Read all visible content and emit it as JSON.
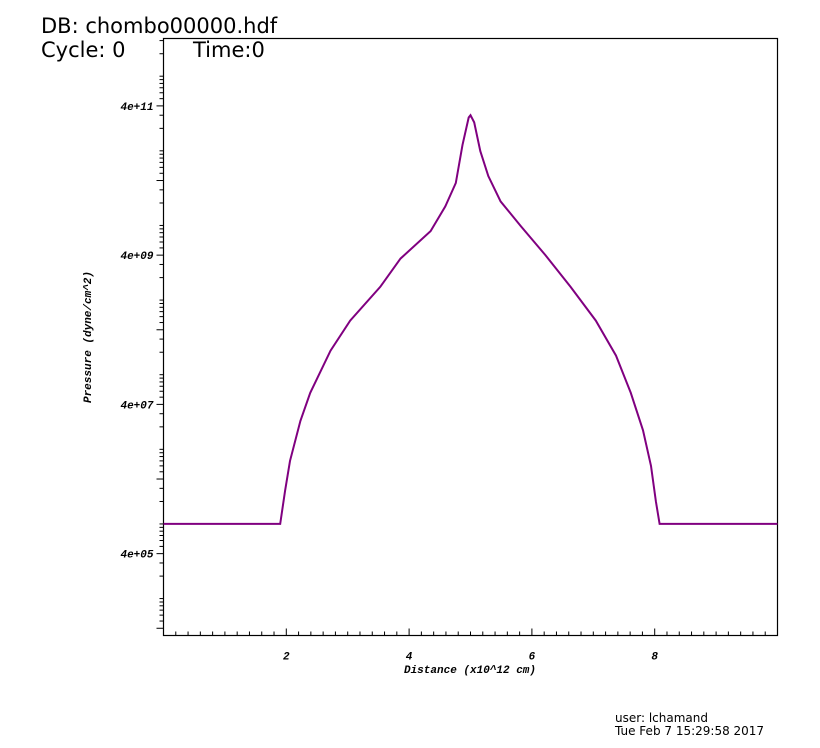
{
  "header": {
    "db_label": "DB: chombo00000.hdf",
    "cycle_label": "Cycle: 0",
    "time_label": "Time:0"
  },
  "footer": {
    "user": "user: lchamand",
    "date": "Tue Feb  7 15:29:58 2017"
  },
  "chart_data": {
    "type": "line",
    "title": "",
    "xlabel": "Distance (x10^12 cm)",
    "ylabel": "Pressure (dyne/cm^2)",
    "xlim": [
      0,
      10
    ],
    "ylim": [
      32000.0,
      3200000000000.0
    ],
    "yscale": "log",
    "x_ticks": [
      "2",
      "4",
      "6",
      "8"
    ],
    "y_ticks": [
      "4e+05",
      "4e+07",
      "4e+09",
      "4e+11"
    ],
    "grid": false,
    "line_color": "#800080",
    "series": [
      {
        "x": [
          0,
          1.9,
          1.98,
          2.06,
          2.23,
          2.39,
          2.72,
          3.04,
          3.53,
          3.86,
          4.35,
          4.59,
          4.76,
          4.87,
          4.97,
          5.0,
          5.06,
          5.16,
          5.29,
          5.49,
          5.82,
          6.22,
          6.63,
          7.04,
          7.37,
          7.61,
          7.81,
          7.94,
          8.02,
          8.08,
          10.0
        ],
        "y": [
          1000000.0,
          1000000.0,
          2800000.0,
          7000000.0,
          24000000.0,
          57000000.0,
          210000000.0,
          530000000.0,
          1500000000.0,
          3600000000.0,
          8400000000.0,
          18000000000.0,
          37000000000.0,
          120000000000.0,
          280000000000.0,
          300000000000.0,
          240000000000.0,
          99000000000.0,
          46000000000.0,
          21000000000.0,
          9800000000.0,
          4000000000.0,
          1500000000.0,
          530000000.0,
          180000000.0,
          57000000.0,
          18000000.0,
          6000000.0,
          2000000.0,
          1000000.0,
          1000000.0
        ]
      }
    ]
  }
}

::::

WHAT IS BEING ASKED: Using the data above, write out every line exactly, leaving the images behind.

TASK SOLUTION:
Read all visible content and emit it as JSON.
{
  "header": {
    "db_label": "DB: chombo00000.hdf",
    "cycle_label": "Cycle: 0",
    "time_label": "Time:0"
  },
  "footer": {
    "user": "user: lchamand",
    "date": "Tue Feb  7 15:29:58 2017"
  },
  "chart_data": {
    "type": "line",
    "title": "",
    "xlabel": "Distance (x10^12 cm)",
    "ylabel": "Pressure (dyne/cm^2)",
    "xlim": [
      0,
      10
    ],
    "ylim": [
      32000.0,
      3200000000000.0
    ],
    "yscale": "log",
    "x_ticks": [
      "2",
      "4",
      "6",
      "8"
    ],
    "y_ticks": [
      "4e+05",
      "4e+07",
      "4e+09",
      "4e+11"
    ],
    "grid": false,
    "line_color": "#800080",
    "series": [
      {
        "x": [
          0,
          1.9,
          1.98,
          2.06,
          2.23,
          2.39,
          2.72,
          3.04,
          3.53,
          3.86,
          4.35,
          4.59,
          4.76,
          4.87,
          4.97,
          5.0,
          5.06,
          5.16,
          5.29,
          5.49,
          5.82,
          6.22,
          6.63,
          7.04,
          7.37,
          7.61,
          7.81,
          7.94,
          8.02,
          8.08,
          10.0
        ],
        "y": [
          1000000.0,
          1000000.0,
          2800000.0,
          7000000.0,
          24000000.0,
          57000000.0,
          210000000.0,
          530000000.0,
          1500000000.0,
          3600000000.0,
          8400000000.0,
          18000000000.0,
          37000000000.0,
          120000000000.0,
          280000000000.0,
          300000000000.0,
          240000000000.0,
          99000000000.0,
          46000000000.0,
          21000000000.0,
          9800000000.0,
          4000000000.0,
          1500000000.0,
          530000000.0,
          180000000.0,
          57000000.0,
          18000000.0,
          6000000.0,
          2000000.0,
          1000000.0,
          1000000.0
        ]
      }
    ]
  }
}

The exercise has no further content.